-------- SUPPLIED ENTRIES

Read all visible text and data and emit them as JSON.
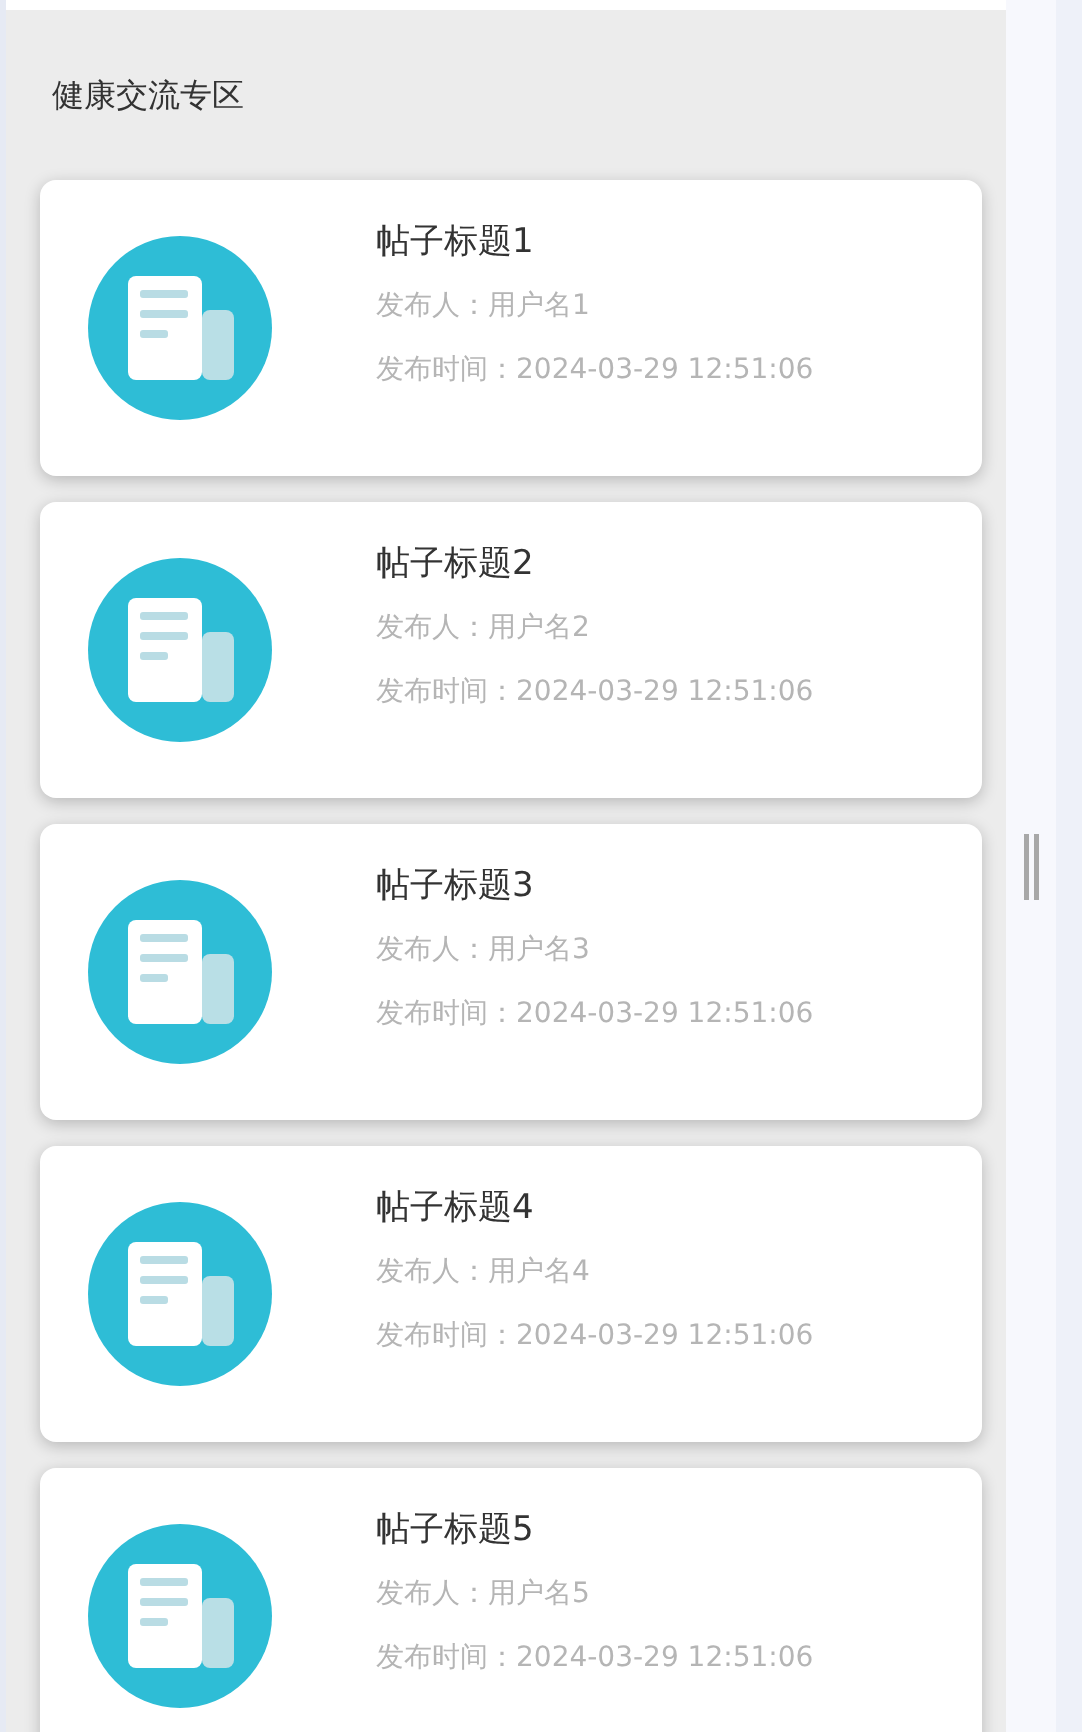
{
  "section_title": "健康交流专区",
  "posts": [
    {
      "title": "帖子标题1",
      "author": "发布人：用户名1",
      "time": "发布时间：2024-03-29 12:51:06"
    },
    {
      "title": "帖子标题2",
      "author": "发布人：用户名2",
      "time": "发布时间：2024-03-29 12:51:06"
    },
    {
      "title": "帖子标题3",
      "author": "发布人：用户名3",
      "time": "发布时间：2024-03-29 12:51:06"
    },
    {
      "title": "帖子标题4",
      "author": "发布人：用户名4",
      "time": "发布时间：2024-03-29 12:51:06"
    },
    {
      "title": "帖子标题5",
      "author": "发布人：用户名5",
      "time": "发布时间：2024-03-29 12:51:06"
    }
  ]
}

----------------

REQUIREMENTS: Can the entries above be repeated exactly, without their pictures?

EXERCISE RESPONSE:
Read all visible text and data and emit them as JSON.
{
  "section_title": "健康交流专区",
  "posts": [
    {
      "title": "帖子标题1",
      "author": "发布人：用户名1",
      "time": "发布时间：2024-03-29 12:51:06"
    },
    {
      "title": "帖子标题2",
      "author": "发布人：用户名2",
      "time": "发布时间：2024-03-29 12:51:06"
    },
    {
      "title": "帖子标题3",
      "author": "发布人：用户名3",
      "time": "发布时间：2024-03-29 12:51:06"
    },
    {
      "title": "帖子标题4",
      "author": "发布人：用户名4",
      "time": "发布时间：2024-03-29 12:51:06"
    },
    {
      "title": "帖子标题5",
      "author": "发布人：用户名5",
      "time": "发布时间：2024-03-29 12:51:06"
    }
  ]
}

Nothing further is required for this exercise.